(Dataset records)
— begin —

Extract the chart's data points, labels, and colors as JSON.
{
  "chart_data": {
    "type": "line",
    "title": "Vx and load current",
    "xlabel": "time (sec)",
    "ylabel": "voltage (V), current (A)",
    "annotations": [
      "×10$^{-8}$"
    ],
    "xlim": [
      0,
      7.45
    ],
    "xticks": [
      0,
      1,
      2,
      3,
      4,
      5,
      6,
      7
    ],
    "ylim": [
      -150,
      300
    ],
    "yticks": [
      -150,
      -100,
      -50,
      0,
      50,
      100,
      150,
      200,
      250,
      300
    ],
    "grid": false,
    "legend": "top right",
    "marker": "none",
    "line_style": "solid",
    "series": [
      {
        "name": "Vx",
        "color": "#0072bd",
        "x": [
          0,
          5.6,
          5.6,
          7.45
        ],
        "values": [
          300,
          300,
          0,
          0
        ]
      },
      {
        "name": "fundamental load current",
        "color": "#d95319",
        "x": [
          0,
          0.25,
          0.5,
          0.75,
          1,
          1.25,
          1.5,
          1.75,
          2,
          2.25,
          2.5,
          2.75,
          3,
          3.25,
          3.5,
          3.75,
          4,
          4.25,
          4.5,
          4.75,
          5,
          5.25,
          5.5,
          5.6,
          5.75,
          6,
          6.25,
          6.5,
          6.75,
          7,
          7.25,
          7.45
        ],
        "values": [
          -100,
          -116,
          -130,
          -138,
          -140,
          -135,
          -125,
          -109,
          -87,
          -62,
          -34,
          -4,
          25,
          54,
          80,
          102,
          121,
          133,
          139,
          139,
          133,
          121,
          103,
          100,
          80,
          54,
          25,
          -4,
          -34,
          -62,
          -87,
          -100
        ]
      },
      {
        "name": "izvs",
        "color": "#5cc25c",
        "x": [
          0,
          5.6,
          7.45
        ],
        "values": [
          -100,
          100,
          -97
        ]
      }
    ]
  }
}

— end —

▶ **Given instruction**
Output the lines above verbatim and in full.

▶ **Correct response**
Extract the chart's data points, labels, and colors as JSON.
{
  "chart_data": {
    "type": "line",
    "title": "Vx and load current",
    "xlabel": "time (sec)",
    "ylabel": "voltage (V), current (A)",
    "annotations": [
      "×10$^{-8}$"
    ],
    "xlim": [
      0,
      7.45
    ],
    "xticks": [
      0,
      1,
      2,
      3,
      4,
      5,
      6,
      7
    ],
    "ylim": [
      -150,
      300
    ],
    "yticks": [
      -150,
      -100,
      -50,
      0,
      50,
      100,
      150,
      200,
      250,
      300
    ],
    "grid": false,
    "legend": "top right",
    "marker": "none",
    "line_style": "solid",
    "series": [
      {
        "name": "Vx",
        "color": "#0072bd",
        "x": [
          0,
          5.6,
          5.6,
          7.45
        ],
        "values": [
          300,
          300,
          0,
          0
        ]
      },
      {
        "name": "fundamental load current",
        "color": "#d95319",
        "x": [
          0,
          0.25,
          0.5,
          0.75,
          1,
          1.25,
          1.5,
          1.75,
          2,
          2.25,
          2.5,
          2.75,
          3,
          3.25,
          3.5,
          3.75,
          4,
          4.25,
          4.5,
          4.75,
          5,
          5.25,
          5.5,
          5.6,
          5.75,
          6,
          6.25,
          6.5,
          6.75,
          7,
          7.25,
          7.45
        ],
        "values": [
          -100,
          -116,
          -130,
          -138,
          -140,
          -135,
          -125,
          -109,
          -87,
          -62,
          -34,
          -4,
          25,
          54,
          80,
          102,
          121,
          133,
          139,
          139,
          133,
          121,
          103,
          100,
          80,
          54,
          25,
          -4,
          -34,
          -62,
          -87,
          -100
        ]
      },
      {
        "name": "izvs",
        "color": "#5cc25c",
        "x": [
          0,
          5.6,
          7.45
        ],
        "values": [
          -100,
          100,
          -97
        ]
      }
    ]
  }
}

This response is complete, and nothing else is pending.